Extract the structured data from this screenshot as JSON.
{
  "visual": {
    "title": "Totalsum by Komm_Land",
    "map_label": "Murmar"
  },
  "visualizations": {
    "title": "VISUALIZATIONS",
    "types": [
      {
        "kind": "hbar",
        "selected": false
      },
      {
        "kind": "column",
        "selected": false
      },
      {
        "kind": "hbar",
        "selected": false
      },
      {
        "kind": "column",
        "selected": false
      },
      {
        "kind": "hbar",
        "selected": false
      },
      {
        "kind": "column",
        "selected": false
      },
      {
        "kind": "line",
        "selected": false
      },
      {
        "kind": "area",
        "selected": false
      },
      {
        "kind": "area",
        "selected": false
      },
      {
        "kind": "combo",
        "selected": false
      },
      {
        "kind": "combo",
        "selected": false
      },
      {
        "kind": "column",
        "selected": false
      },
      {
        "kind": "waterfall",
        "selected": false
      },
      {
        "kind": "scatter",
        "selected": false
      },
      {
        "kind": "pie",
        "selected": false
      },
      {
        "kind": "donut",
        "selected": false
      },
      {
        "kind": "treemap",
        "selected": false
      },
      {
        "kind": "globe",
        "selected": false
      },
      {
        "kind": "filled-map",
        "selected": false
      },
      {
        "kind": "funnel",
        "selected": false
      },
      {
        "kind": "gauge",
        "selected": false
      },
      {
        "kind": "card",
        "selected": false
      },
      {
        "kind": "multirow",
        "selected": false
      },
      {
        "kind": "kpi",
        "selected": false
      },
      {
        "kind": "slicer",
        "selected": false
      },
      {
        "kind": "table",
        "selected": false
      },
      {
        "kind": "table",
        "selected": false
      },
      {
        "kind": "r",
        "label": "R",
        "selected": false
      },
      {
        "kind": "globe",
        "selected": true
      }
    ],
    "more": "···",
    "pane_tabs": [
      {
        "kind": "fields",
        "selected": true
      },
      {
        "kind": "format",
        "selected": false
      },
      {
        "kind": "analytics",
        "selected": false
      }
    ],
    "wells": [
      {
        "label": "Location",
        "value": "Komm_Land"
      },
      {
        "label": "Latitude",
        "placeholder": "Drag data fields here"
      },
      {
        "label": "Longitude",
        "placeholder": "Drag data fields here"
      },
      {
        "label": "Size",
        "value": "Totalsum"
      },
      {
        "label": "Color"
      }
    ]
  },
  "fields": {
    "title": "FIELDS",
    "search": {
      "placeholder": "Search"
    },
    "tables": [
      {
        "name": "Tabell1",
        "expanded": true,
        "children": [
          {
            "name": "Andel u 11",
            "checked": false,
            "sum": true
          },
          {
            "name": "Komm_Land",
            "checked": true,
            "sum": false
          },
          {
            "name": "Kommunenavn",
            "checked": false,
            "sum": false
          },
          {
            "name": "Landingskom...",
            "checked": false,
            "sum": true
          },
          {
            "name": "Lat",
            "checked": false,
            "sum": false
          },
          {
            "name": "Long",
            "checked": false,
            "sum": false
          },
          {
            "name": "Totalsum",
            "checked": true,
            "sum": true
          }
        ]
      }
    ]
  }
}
::::::::
**Required task:** Without leaving anything out, give the entries again exactly.

**Solution for this problem:**
Extract the structured data from this screenshot as JSON.
{
  "visual": {
    "title": "Totalsum by Komm_Land",
    "map_label": "Murmar"
  },
  "visualizations": {
    "title": "VISUALIZATIONS",
    "types": [
      {
        "kind": "hbar",
        "selected": false
      },
      {
        "kind": "column",
        "selected": false
      },
      {
        "kind": "hbar",
        "selected": false
      },
      {
        "kind": "column",
        "selected": false
      },
      {
        "kind": "hbar",
        "selected": false
      },
      {
        "kind": "column",
        "selected": false
      },
      {
        "kind": "line",
        "selected": false
      },
      {
        "kind": "area",
        "selected": false
      },
      {
        "kind": "area",
        "selected": false
      },
      {
        "kind": "combo",
        "selected": false
      },
      {
        "kind": "combo",
        "selected": false
      },
      {
        "kind": "column",
        "selected": false
      },
      {
        "kind": "waterfall",
        "selected": false
      },
      {
        "kind": "scatter",
        "selected": false
      },
      {
        "kind": "pie",
        "selected": false
      },
      {
        "kind": "donut",
        "selected": false
      },
      {
        "kind": "treemap",
        "selected": false
      },
      {
        "kind": "globe",
        "selected": false
      },
      {
        "kind": "filled-map",
        "selected": false
      },
      {
        "kind": "funnel",
        "selected": false
      },
      {
        "kind": "gauge",
        "selected": false
      },
      {
        "kind": "card",
        "selected": false
      },
      {
        "kind": "multirow",
        "selected": false
      },
      {
        "kind": "kpi",
        "selected": false
      },
      {
        "kind": "slicer",
        "selected": false
      },
      {
        "kind": "table",
        "selected": false
      },
      {
        "kind": "table",
        "selected": false
      },
      {
        "kind": "r",
        "label": "R",
        "selected": false
      },
      {
        "kind": "globe",
        "selected": true
      }
    ],
    "more": "···",
    "pane_tabs": [
      {
        "kind": "fields",
        "selected": true
      },
      {
        "kind": "format",
        "selected": false
      },
      {
        "kind": "analytics",
        "selected": false
      }
    ],
    "wells": [
      {
        "label": "Location",
        "value": "Komm_Land"
      },
      {
        "label": "Latitude",
        "placeholder": "Drag data fields here"
      },
      {
        "label": "Longitude",
        "placeholder": "Drag data fields here"
      },
      {
        "label": "Size",
        "value": "Totalsum"
      },
      {
        "label": "Color"
      }
    ]
  },
  "fields": {
    "title": "FIELDS",
    "search": {
      "placeholder": "Search"
    },
    "tables": [
      {
        "name": "Tabell1",
        "expanded": true,
        "children": [
          {
            "name": "Andel u 11",
            "checked": false,
            "sum": true
          },
          {
            "name": "Komm_Land",
            "checked": true,
            "sum": false
          },
          {
            "name": "Kommunenavn",
            "checked": false,
            "sum": false
          },
          {
            "name": "Landingskom...",
            "checked": false,
            "sum": true
          },
          {
            "name": "Lat",
            "checked": false,
            "sum": false
          },
          {
            "name": "Long",
            "checked": false,
            "sum": false
          },
          {
            "name": "Totalsum",
            "checked": true,
            "sum": true
          }
        ]
      }
    ]
  }
}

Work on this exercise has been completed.